- **TASK STATEMENT**:
Among the records, find the lines that hold the string "letter" and return them.

(Collected data)
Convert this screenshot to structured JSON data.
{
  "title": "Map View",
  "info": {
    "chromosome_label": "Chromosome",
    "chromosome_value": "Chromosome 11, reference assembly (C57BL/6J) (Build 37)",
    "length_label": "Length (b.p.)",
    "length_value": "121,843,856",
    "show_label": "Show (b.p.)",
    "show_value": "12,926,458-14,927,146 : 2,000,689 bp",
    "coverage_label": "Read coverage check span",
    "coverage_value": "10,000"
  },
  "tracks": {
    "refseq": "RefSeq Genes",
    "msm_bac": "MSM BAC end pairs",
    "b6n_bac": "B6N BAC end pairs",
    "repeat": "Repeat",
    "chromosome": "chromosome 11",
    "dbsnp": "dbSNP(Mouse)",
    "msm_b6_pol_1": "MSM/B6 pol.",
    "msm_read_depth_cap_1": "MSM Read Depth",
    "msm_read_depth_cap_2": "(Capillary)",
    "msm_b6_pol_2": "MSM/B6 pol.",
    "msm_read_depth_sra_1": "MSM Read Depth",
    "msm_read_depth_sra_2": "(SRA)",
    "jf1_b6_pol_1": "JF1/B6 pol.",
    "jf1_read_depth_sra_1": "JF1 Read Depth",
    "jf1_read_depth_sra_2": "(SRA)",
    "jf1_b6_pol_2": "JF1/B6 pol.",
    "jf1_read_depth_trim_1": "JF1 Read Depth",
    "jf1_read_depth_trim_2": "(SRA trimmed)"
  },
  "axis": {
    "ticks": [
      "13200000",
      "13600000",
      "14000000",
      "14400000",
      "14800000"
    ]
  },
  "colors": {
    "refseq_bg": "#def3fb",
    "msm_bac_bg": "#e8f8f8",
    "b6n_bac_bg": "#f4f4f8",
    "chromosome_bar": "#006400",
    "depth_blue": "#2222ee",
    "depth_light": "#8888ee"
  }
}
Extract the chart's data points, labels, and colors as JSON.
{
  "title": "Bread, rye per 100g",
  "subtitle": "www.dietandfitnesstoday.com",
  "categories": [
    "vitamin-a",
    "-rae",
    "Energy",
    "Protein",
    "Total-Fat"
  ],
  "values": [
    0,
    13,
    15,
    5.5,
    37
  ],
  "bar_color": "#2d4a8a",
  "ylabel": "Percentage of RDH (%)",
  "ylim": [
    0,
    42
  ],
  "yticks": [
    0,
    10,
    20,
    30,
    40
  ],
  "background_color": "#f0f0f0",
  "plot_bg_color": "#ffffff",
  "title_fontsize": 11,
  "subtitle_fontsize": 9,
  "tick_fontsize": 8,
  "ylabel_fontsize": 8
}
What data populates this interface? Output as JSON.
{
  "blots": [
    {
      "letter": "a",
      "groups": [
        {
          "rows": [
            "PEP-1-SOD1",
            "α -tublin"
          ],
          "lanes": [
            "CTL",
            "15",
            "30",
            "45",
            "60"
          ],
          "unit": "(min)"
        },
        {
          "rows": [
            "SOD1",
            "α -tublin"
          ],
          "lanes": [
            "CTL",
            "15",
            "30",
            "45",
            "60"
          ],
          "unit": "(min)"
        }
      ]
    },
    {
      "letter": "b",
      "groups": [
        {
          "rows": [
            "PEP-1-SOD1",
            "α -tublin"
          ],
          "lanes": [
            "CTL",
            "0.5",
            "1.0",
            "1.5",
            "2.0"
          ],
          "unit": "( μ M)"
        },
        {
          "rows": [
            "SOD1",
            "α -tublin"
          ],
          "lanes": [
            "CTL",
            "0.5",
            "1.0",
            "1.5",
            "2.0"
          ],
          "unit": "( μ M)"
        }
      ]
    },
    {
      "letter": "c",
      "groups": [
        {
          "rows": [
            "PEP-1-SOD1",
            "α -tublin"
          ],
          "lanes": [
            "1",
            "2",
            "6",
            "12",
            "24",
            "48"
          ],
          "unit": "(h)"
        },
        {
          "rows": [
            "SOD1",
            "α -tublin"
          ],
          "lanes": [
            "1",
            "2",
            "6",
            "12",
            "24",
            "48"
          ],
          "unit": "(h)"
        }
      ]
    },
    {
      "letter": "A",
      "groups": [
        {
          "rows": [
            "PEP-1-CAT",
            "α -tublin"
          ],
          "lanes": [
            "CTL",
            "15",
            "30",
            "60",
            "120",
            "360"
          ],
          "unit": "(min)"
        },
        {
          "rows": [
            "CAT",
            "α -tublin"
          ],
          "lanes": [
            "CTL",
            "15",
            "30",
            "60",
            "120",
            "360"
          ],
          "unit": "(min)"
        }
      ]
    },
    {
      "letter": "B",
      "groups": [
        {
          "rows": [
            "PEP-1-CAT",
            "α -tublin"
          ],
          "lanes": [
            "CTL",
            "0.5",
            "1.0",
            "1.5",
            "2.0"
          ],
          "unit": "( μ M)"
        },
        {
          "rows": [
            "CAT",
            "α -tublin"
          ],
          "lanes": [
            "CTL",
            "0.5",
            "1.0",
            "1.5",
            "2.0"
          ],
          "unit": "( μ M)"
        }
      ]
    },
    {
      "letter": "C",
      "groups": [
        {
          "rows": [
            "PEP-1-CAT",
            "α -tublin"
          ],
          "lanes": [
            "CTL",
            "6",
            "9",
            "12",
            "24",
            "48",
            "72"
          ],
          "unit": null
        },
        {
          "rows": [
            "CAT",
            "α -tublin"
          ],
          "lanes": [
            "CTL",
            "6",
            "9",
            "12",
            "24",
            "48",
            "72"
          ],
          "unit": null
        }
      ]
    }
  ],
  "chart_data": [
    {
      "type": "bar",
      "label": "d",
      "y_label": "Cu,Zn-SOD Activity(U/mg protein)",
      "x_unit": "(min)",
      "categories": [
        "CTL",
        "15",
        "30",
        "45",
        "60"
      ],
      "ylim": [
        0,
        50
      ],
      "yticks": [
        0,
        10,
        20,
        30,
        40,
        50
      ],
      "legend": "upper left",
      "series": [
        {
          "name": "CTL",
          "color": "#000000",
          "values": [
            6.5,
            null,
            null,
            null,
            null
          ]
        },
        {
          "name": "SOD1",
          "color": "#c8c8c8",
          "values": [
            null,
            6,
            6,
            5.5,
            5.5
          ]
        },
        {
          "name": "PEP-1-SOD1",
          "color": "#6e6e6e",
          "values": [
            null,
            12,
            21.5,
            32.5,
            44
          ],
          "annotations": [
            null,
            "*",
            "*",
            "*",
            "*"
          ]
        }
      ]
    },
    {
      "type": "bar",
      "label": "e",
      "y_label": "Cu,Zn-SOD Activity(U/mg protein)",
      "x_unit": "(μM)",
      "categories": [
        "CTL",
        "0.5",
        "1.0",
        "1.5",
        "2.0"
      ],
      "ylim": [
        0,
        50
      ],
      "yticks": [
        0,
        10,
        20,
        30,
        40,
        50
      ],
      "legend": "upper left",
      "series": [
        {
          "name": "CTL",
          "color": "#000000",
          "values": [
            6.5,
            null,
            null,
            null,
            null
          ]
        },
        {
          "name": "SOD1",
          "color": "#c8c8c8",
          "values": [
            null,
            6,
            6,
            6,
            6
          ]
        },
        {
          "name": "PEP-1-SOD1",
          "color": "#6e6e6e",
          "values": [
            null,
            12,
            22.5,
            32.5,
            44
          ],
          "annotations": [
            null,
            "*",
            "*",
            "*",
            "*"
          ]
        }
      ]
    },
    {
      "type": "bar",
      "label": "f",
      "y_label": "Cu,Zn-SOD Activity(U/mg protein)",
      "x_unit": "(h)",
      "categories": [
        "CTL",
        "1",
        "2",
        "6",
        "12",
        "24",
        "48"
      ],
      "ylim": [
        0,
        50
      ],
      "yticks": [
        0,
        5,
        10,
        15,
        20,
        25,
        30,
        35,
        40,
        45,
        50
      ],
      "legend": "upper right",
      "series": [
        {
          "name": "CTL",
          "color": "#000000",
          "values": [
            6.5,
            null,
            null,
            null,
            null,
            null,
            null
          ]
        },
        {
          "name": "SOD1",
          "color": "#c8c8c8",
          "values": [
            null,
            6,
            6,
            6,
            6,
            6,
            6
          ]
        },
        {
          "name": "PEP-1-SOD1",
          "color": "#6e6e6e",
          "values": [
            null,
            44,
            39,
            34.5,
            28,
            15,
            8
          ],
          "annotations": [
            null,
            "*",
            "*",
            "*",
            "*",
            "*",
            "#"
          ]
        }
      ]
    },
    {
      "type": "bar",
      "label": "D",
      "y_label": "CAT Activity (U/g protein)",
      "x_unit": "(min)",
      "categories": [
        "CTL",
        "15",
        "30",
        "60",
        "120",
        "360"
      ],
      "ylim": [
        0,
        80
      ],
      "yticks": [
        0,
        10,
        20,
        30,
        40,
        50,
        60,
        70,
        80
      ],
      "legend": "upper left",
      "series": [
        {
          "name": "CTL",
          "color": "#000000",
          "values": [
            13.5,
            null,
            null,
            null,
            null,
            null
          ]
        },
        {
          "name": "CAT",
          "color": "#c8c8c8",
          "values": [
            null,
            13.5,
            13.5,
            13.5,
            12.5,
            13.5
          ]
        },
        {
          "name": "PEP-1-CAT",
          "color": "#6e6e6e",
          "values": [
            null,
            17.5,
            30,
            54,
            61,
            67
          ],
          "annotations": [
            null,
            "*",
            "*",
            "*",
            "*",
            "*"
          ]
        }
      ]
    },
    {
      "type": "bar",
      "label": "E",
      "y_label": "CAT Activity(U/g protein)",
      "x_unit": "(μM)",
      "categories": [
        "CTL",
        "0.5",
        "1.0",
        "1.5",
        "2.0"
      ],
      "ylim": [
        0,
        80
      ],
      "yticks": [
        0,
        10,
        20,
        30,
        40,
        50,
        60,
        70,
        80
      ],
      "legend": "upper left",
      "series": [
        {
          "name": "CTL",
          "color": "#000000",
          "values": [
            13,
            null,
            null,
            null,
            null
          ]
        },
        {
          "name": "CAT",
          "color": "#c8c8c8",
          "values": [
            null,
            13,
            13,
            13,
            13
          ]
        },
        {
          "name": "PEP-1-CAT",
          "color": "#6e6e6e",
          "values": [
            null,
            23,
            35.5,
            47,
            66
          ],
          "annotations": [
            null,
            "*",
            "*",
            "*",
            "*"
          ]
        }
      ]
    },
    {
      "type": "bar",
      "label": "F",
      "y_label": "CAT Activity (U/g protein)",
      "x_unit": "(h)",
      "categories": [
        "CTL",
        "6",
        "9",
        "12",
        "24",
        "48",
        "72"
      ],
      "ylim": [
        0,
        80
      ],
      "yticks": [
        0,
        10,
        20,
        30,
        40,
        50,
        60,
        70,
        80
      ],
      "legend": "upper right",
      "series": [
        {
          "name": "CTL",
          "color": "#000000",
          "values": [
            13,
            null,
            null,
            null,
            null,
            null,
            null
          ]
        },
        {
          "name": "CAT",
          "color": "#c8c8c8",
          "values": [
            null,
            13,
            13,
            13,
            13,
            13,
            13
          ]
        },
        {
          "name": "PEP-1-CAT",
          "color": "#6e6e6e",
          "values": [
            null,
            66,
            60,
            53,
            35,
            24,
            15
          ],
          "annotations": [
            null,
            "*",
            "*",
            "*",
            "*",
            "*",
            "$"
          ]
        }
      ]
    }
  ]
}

- **ANSWER SECTION**:
      "letter": "a",
      "letter": "b",
      "letter": "c",
      "letter": "A",
      "letter": "B",
      "letter": "C",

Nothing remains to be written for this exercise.